**TASK OBJECTIVE**
Look through the material below for "Nicole". Copy every line that contains it.

Dataset excerpt

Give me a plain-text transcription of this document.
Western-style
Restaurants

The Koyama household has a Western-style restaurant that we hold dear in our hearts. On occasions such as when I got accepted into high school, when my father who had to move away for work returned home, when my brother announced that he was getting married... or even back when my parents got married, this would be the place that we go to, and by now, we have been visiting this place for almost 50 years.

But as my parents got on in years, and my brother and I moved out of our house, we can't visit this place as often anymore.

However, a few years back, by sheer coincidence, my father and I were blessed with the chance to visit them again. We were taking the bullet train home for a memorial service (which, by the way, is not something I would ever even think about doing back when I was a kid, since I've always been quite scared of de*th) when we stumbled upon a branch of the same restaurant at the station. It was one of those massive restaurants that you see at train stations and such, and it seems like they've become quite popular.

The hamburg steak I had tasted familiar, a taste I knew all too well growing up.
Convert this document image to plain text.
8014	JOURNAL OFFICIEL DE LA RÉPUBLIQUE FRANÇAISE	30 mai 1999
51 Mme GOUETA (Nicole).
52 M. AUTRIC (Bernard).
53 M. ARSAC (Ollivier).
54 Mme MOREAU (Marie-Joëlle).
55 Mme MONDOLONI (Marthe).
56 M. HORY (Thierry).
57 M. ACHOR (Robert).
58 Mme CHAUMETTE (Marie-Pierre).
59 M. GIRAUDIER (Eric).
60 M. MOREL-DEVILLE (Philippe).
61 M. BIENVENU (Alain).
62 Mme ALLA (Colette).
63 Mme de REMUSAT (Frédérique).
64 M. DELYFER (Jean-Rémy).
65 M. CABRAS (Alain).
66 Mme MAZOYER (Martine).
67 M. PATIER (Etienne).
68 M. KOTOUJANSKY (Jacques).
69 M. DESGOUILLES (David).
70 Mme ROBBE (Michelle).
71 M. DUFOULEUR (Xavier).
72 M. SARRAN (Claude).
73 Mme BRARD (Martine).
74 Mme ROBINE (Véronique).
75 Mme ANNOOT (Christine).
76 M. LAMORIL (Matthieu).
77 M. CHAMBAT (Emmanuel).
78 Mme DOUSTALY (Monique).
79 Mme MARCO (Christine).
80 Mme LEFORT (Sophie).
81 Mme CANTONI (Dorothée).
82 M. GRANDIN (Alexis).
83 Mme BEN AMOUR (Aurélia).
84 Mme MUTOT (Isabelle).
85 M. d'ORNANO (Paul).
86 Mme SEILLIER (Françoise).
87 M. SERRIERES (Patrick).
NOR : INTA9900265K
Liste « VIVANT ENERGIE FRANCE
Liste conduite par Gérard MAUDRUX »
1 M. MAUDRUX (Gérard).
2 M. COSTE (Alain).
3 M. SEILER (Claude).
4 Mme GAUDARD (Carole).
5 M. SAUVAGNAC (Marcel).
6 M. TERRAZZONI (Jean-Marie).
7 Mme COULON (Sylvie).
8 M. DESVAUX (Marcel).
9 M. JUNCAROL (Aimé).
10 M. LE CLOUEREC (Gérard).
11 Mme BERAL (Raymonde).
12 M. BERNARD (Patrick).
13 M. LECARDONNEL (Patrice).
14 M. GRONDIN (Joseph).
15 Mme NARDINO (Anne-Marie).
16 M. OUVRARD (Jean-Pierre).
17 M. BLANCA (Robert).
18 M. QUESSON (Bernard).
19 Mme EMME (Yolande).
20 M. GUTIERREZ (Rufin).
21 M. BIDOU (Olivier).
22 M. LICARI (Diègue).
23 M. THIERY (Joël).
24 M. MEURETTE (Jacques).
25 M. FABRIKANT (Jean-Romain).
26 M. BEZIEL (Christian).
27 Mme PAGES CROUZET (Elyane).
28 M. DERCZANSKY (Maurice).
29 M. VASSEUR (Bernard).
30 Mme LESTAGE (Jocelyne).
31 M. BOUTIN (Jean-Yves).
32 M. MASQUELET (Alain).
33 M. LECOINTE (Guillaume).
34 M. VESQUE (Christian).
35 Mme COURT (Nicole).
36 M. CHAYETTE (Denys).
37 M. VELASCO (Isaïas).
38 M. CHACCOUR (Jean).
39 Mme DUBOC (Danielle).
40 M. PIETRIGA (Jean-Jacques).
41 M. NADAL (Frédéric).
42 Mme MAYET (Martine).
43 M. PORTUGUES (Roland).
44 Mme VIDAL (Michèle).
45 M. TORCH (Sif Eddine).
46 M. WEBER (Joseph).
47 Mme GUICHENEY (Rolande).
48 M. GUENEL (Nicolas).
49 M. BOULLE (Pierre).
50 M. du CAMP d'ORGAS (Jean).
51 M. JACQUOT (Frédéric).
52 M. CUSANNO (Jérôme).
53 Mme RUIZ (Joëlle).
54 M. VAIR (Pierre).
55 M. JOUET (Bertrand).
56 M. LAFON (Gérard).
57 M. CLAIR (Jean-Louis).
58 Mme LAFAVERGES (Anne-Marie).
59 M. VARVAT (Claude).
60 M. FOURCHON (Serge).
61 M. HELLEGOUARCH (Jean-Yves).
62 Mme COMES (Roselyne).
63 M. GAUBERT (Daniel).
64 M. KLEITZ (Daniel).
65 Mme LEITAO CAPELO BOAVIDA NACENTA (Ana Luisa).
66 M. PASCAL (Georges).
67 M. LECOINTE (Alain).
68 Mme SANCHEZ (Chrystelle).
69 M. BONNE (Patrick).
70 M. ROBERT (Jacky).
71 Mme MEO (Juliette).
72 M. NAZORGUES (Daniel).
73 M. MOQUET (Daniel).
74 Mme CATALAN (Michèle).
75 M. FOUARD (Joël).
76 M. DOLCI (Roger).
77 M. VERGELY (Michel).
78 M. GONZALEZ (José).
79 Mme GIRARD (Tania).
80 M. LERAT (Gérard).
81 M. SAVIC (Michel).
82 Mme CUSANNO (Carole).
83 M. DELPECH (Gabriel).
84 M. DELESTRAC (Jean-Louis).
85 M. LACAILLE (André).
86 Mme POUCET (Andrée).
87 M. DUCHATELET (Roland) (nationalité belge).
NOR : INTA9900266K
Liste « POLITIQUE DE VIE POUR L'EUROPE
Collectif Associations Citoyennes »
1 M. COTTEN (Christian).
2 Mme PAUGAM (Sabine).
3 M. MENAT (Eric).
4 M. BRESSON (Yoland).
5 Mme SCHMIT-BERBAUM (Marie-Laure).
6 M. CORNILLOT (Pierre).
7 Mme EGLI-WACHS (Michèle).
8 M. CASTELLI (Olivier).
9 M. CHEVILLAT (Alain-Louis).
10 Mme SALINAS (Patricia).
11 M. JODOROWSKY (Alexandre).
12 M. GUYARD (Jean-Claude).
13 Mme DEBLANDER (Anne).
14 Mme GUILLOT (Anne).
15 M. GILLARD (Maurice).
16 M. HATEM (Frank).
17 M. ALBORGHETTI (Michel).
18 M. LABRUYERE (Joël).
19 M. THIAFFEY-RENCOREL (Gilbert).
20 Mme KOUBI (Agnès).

**ANSWER TO THIS TASK**
51 Mme GOUETA (Nicole).
35 Mme COURT (Nicole).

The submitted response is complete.